GOAL OF THE EXERCISE: Every record must be transcribed in its entirety, apart from the images, which are to be omitted.

A run of records:
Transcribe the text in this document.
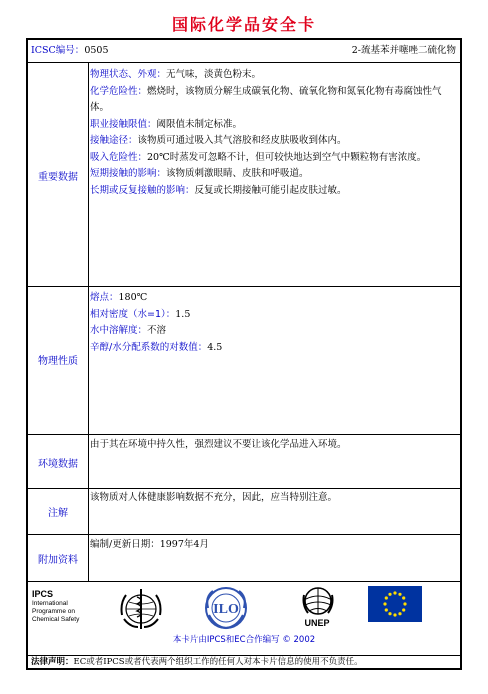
国际化学品安全卡
ICSC编号：0505	2-巯基苯并噻唑二硫化物
重要数据

物理状态、外观：无气味，淡黄色粉末。

化学危险性：燃烧时，该物质分解生成碳氧化物、硫氧化物和氮氧化物有毒腐蚀性气体。

职业接触限值：阈限值未制定标准。

接触途径：该物质可通过吸入其气溶胶和经皮肤吸收到体内。

吸入危险性：20℃时蒸发可忽略不计，但可较快地达到空气中颗粒物有害浓度。

短期接触的影响：该物质刺激眼睛、皮肤和呼吸道。

长期或反复接触的影响：反复或长期接触可能引起皮肤过敏。

物理性质

熔点：180℃

相对密度（水=1）：1.5

水中溶解度：不溶

辛醇/水分配系数的对数值：4.5

环境数据

由于其在环境中持久性，强烈建议不要让该化学品进入环境。

注解

该物质对人体健康影响数据不充分，因此，应当特别注意。

附加资料

编制/更新日期：1997年4月

IPCS
International
Programme on
Chemical Safety
ILO
UNEP
本卡片由IPCS和EC合作编写 © 2002
法律声明：EC或者IPCS或者代表两个组织工作的任何人对本卡片信息的使用不负责任。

RESPONSE TO THE TASK:
Transcribe the text in this document.
国际化学品安全卡
ICSC编号：0505	2-巯基苯并噻唑二硫化物
重要数据

物理状态、外观：无气味，淡黄色粉末。

化学危险性：燃烧时，该物质分解生成碳氧化物、硫氧化物和氮氧化物有毒腐蚀性气体。

职业接触限值：阈限值未制定标准。

接触途径：该物质可通过吸入其气溶胶和经皮肤吸收到体内。

吸入危险性：20℃时蒸发可忽略不计，但可较快地达到空气中颗粒物有害浓度。

短期接触的影响：该物质刺激眼睛、皮肤和呼吸道。

长期或反复接触的影响：反复或长期接触可能引起皮肤过敏。

物理性质

熔点：180℃

相对密度（水=1）：1.5

水中溶解度：不溶

辛醇/水分配系数的对数值：4.5

环境数据

由于其在环境中持久性，强烈建议不要让该化学品进入环境。

注解

该物质对人体健康影响数据不充分，因此，应当特别注意。

附加资料

编制/更新日期：1997年4月

IPCS
International
Programme on
Chemical Safety
ILO
UNEP
本卡片由IPCS和EC合作编写 © 2002
法律声明：EC或者IPCS或者代表两个组织工作的任何人对本卡片信息的使用不负责任。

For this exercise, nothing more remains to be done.